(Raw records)

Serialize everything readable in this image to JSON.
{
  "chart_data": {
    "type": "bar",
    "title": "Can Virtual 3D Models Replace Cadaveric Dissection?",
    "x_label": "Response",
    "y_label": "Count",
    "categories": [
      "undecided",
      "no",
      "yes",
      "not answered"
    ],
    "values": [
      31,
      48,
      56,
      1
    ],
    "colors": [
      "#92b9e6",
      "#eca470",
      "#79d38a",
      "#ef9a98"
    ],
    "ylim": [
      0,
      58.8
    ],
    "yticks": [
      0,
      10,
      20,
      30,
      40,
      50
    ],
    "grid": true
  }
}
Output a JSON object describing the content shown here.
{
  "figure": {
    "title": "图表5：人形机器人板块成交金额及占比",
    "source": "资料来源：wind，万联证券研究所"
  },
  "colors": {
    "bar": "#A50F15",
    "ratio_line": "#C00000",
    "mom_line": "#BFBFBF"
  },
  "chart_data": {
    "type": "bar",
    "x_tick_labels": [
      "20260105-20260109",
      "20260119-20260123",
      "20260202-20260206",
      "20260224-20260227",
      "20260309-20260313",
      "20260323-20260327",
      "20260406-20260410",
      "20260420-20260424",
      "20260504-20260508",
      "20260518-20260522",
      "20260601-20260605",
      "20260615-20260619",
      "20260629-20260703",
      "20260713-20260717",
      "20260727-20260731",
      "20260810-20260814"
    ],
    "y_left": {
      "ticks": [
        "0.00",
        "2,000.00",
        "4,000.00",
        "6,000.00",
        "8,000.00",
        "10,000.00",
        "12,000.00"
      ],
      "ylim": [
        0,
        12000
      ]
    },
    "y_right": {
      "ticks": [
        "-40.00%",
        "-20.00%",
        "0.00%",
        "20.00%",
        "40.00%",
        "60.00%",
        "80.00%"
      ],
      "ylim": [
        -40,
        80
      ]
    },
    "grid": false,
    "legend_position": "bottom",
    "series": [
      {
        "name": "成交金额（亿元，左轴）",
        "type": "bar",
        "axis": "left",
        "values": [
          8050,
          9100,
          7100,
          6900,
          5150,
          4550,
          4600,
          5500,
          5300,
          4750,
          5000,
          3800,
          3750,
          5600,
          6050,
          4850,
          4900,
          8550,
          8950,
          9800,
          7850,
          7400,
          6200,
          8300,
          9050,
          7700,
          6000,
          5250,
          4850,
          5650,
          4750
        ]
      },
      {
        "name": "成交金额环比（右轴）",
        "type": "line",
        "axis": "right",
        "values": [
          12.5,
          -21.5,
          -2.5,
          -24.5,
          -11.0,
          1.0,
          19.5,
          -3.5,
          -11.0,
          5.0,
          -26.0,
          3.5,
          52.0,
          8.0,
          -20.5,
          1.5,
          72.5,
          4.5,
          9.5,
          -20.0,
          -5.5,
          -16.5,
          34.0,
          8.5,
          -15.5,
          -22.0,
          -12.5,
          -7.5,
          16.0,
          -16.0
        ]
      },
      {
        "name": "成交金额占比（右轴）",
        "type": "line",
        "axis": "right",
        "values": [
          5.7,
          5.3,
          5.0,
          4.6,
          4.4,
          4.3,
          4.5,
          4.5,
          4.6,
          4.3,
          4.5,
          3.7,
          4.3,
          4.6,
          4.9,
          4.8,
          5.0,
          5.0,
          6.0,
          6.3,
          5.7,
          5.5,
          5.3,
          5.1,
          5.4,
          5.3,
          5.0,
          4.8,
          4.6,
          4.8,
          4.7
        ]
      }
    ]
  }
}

▶ Exercise instructions: Each line in the entries above that includes the string "title" should be extracted.

▶ Output for this task:
    "title": "Can Virtual 3D Models Replace Cadaveric Dissection?",
    "title": "图表5：人形机器人板块成交金额及占比",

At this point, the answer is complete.